Return a copy of each line that holds the string "right".

Data entries
+++

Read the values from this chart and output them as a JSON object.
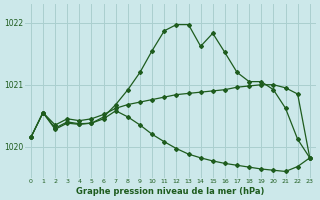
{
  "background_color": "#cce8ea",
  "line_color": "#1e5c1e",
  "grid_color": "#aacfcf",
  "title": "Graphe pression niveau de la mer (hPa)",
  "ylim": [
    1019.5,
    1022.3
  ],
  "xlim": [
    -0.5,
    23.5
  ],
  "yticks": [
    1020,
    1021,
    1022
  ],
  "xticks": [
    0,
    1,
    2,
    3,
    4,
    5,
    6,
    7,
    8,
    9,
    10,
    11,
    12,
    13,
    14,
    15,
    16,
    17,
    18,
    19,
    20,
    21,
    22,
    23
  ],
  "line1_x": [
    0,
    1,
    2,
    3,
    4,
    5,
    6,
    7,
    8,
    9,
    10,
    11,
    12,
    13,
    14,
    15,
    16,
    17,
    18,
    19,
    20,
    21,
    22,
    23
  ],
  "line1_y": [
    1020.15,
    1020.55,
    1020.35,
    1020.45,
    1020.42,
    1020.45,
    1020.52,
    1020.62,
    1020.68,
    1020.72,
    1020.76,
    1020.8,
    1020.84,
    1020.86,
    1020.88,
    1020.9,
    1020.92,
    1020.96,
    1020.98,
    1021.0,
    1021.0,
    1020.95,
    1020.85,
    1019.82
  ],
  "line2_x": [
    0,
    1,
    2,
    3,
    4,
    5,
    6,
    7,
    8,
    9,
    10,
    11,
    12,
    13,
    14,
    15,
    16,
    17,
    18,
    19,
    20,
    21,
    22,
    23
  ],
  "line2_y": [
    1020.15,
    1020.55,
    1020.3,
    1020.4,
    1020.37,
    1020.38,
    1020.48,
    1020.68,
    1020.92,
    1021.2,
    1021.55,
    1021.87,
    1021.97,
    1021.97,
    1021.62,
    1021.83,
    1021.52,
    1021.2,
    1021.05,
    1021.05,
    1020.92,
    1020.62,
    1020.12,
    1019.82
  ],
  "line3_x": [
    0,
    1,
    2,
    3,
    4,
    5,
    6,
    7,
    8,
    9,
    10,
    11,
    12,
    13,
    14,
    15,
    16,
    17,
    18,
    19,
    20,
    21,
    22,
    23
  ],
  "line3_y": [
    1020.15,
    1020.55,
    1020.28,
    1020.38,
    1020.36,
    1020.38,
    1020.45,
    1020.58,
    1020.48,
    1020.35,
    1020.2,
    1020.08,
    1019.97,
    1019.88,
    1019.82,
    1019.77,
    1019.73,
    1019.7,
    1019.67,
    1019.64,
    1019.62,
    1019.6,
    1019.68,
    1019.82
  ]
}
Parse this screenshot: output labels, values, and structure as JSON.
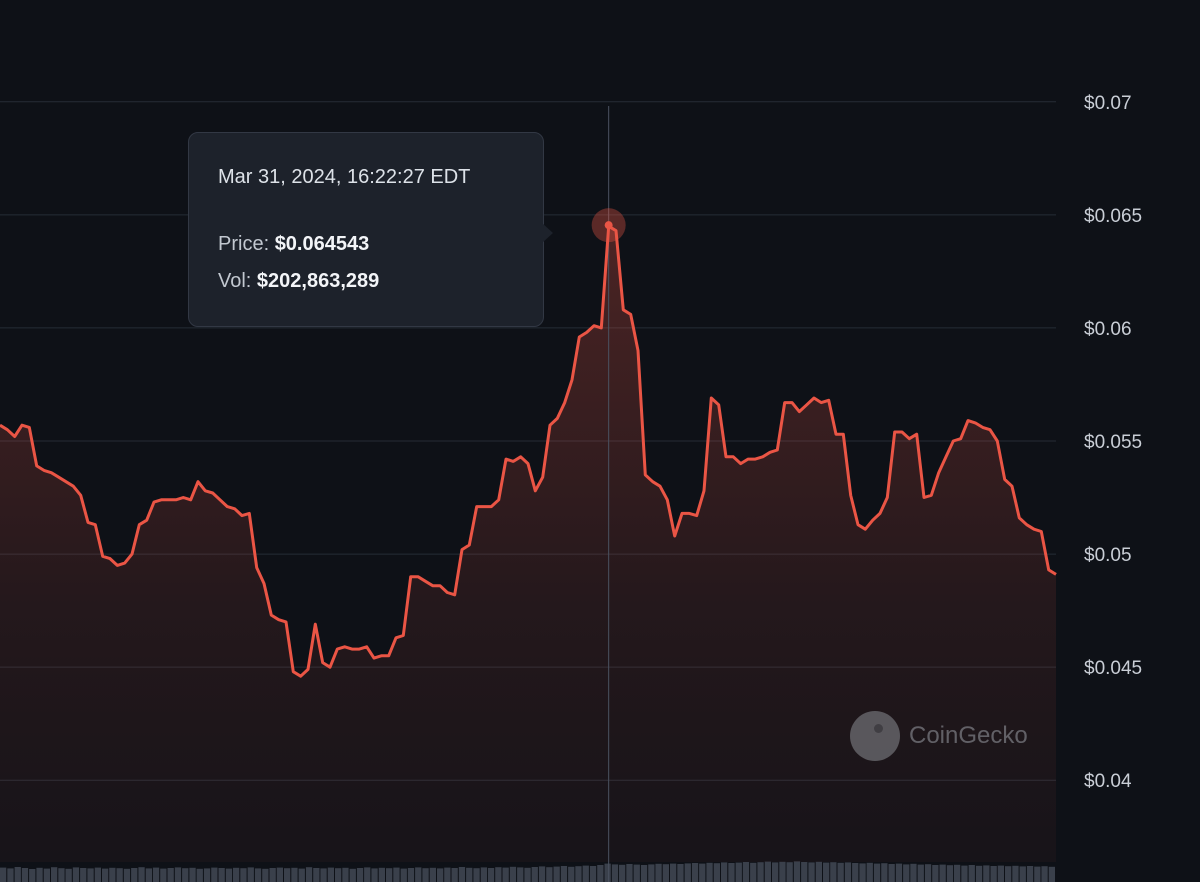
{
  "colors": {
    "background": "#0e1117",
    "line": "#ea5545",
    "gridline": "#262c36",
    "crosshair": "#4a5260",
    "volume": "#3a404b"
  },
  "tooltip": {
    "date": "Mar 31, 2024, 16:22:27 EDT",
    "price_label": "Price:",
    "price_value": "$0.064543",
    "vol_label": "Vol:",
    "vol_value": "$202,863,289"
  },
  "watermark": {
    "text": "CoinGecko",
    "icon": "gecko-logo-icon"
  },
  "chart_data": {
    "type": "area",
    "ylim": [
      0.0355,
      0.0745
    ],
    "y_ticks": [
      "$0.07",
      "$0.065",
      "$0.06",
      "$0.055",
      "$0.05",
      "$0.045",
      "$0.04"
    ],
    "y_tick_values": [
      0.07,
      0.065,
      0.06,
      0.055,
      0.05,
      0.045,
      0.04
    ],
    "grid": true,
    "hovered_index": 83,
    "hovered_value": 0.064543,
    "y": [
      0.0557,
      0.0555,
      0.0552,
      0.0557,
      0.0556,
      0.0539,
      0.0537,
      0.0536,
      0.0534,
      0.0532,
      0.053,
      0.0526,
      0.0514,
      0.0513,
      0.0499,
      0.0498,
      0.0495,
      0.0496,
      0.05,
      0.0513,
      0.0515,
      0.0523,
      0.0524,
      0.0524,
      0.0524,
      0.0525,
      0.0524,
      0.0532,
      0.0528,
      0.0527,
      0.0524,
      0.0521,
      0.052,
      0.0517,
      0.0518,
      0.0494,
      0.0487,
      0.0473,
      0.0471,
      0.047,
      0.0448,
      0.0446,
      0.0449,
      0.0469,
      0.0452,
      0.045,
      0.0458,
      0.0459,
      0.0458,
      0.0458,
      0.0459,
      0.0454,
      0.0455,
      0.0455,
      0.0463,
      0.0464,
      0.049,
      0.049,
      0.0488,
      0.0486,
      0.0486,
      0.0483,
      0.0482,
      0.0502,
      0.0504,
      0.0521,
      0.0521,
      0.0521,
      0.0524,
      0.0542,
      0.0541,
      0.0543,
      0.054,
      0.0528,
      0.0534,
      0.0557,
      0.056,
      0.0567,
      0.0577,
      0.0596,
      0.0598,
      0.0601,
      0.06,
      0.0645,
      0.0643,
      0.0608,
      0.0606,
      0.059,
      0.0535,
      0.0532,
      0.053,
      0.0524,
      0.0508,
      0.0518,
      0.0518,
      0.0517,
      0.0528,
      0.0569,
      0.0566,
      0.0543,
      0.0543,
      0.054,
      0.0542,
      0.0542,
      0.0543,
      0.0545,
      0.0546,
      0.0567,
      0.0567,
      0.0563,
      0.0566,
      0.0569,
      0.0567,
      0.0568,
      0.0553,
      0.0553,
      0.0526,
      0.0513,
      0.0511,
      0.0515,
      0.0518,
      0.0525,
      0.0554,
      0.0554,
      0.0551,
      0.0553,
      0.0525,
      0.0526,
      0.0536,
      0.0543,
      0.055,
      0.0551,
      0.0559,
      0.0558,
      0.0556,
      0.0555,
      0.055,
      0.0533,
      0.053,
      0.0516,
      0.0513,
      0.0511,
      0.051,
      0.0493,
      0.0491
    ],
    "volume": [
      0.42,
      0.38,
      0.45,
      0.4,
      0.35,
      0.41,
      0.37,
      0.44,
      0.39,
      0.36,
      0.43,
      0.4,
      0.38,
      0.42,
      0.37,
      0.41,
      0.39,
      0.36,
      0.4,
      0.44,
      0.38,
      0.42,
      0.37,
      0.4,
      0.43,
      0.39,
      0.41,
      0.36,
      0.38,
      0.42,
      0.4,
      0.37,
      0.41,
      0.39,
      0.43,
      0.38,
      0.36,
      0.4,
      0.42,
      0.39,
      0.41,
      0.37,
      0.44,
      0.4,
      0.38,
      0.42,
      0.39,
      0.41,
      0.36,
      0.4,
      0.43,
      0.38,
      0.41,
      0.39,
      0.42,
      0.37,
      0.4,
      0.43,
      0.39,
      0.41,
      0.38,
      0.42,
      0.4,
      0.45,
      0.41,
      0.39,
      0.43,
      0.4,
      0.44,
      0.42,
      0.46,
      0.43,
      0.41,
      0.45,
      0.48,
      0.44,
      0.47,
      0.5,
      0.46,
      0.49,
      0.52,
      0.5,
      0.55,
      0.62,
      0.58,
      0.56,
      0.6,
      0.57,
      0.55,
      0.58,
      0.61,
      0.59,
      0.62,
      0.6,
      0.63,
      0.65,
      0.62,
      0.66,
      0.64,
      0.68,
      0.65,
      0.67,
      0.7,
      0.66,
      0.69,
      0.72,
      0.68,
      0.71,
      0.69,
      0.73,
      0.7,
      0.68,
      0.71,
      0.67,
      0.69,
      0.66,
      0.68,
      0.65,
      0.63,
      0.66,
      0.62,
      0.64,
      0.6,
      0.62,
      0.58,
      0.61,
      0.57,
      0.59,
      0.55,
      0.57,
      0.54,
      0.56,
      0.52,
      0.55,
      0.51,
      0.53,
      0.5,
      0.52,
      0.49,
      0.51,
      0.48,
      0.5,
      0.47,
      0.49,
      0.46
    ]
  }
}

+++

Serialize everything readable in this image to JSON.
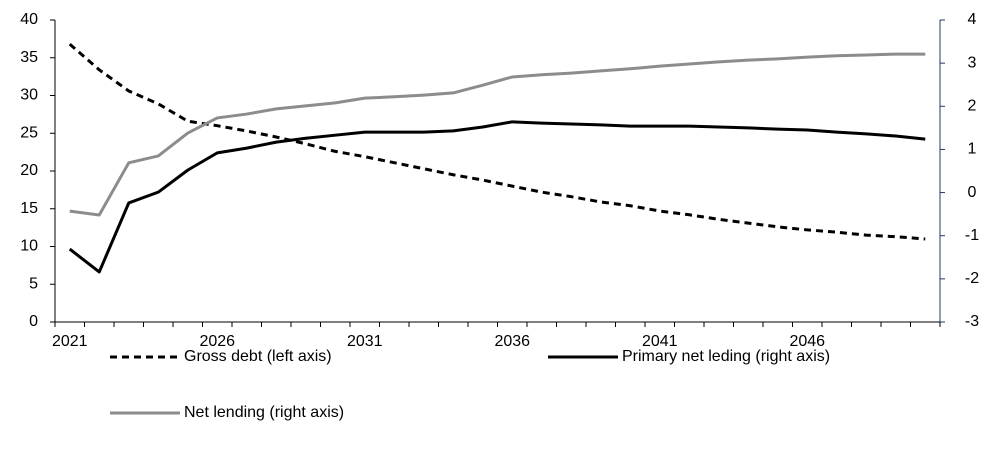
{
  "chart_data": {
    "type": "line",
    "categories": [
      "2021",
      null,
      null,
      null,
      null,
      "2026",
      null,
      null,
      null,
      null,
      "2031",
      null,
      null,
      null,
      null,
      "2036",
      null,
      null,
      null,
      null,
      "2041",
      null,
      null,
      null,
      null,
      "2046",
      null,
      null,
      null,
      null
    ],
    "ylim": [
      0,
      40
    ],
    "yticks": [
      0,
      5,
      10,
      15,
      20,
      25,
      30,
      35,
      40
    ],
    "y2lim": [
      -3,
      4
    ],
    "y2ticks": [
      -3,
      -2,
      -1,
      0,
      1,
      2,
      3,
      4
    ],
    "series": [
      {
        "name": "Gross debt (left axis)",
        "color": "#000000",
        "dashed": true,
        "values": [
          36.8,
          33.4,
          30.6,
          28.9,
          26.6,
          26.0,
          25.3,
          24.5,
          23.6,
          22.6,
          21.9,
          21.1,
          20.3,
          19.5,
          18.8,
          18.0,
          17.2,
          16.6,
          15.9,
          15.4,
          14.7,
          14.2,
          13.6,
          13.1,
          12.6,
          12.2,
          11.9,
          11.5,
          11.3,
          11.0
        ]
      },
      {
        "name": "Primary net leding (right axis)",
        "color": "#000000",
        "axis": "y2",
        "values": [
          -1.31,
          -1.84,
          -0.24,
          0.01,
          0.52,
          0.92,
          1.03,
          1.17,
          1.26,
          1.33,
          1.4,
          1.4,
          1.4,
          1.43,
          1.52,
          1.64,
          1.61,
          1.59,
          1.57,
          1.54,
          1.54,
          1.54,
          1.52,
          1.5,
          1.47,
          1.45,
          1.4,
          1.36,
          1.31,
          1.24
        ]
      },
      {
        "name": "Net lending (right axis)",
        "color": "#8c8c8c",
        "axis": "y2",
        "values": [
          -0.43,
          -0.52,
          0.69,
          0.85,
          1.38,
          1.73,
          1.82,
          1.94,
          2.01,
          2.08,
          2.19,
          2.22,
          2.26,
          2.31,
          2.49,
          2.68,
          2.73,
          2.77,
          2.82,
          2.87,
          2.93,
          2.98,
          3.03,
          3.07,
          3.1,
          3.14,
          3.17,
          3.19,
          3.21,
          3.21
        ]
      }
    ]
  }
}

+++

▶ Answer
        "name": "Primary net leding (right axis)",
        "name": "Net lending (right axis)",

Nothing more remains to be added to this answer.